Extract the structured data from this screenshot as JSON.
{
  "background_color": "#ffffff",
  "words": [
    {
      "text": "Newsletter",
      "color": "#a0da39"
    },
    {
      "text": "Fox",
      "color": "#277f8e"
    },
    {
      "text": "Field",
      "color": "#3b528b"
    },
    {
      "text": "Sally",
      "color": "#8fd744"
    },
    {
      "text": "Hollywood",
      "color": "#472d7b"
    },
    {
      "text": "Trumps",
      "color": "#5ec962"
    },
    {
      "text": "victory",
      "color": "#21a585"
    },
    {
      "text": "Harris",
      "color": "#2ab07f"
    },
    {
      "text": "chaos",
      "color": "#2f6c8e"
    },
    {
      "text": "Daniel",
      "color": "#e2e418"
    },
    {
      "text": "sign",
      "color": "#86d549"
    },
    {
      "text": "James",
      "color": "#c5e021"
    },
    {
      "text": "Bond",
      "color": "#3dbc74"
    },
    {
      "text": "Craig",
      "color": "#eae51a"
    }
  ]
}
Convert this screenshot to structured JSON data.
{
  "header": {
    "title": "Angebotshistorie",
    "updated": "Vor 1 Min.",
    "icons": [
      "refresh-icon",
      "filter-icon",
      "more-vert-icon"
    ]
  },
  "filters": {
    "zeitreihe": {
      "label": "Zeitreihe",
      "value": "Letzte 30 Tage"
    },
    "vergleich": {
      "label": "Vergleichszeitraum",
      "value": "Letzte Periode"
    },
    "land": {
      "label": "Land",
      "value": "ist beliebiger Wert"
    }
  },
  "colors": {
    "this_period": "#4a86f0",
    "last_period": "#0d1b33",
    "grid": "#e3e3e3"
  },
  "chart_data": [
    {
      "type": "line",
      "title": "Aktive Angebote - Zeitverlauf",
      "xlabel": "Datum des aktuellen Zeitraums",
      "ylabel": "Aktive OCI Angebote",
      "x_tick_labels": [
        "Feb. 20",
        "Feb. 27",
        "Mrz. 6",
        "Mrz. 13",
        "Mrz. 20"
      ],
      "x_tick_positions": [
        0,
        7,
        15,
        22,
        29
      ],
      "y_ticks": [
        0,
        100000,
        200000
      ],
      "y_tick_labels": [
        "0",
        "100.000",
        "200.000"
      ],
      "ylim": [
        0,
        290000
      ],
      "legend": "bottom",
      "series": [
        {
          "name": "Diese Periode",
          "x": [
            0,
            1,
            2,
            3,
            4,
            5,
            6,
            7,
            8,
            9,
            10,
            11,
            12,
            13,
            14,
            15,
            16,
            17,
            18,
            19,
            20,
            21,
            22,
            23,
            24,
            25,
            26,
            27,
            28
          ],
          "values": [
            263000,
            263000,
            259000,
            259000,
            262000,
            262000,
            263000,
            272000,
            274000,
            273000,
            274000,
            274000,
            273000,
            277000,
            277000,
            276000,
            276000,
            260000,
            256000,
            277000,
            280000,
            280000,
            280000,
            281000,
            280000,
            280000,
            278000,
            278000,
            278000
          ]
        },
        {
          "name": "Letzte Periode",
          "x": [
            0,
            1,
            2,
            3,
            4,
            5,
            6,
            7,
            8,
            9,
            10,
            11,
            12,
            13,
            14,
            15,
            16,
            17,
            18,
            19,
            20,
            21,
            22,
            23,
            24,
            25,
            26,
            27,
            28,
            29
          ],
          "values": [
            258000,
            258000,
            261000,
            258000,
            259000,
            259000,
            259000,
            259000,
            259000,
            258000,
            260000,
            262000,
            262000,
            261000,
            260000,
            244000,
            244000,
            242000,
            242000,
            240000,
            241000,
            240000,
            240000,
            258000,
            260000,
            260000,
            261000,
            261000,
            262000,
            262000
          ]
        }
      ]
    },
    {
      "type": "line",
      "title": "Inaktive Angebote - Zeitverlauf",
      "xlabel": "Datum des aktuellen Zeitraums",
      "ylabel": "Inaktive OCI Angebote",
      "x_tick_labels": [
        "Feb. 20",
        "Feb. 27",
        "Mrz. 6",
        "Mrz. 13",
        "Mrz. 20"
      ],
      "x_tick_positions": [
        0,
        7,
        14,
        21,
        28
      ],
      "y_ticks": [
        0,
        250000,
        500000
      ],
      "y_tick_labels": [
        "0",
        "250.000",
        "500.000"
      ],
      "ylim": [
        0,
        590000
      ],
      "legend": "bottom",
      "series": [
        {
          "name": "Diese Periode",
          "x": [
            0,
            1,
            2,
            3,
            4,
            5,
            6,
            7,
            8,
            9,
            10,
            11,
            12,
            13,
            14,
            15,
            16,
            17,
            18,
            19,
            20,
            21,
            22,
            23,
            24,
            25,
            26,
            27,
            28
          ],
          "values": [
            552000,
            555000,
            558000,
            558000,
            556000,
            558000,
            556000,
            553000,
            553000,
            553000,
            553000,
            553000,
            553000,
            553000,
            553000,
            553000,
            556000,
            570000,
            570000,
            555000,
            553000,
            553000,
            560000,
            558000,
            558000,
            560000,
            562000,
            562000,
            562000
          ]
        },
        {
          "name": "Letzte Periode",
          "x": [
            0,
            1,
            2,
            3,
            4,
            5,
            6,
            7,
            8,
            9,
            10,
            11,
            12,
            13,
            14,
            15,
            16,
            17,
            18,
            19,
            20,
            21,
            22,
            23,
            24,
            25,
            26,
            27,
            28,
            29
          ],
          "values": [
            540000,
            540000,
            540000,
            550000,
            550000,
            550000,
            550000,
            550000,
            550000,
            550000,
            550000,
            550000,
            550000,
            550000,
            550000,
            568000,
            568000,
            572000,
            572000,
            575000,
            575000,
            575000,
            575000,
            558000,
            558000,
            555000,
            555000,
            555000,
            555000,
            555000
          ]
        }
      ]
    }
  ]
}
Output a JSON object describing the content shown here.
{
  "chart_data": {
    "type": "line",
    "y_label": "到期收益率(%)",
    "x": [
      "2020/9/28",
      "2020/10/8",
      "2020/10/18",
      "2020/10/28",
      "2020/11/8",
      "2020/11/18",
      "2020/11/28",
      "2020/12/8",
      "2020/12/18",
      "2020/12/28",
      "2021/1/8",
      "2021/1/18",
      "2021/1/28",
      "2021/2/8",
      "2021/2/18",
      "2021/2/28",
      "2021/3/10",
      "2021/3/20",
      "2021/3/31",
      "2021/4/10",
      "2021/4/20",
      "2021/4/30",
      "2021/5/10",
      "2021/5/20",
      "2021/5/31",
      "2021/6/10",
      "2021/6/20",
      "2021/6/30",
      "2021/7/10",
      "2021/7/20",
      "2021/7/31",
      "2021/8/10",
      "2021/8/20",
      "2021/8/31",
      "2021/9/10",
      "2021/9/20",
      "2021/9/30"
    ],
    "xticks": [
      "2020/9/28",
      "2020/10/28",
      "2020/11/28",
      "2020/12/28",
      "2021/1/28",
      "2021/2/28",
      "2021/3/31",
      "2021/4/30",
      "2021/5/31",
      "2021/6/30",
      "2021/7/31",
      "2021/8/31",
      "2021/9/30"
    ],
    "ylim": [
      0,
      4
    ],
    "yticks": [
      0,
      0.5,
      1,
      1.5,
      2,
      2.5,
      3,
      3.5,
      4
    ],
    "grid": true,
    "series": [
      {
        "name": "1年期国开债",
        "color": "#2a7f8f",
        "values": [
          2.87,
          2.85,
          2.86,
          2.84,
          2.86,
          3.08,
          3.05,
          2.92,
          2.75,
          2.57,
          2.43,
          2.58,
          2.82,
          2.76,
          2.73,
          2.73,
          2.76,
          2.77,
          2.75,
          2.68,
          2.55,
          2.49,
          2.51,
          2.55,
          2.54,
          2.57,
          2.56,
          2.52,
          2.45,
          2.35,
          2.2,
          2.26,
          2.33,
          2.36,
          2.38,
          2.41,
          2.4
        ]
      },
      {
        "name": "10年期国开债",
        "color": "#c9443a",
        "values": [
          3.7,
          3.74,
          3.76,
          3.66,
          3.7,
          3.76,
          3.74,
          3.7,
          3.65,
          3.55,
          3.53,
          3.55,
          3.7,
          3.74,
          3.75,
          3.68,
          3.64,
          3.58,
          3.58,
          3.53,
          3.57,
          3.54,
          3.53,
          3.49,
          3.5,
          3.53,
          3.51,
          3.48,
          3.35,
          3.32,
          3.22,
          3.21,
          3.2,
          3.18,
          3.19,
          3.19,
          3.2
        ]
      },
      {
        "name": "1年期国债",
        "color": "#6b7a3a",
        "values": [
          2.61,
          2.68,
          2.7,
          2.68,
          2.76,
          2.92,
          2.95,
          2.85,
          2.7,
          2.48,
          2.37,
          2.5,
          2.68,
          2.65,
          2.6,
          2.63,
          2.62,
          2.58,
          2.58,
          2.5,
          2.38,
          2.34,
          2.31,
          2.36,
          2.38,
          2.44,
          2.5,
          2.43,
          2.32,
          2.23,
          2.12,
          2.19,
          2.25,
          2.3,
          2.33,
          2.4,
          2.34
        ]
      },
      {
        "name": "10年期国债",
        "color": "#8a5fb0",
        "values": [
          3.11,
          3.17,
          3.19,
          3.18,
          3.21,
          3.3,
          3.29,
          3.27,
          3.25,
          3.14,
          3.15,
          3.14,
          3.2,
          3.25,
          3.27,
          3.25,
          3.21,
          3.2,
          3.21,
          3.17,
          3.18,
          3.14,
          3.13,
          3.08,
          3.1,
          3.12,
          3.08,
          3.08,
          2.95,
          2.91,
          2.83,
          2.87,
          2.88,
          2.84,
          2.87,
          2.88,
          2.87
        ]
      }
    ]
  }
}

---

Direction: List all lines where "ylabel" occurs.

Written response:
      "ylabel": "Aktive OCI Angebote",
      "ylabel": "Inaktive OCI Angebote",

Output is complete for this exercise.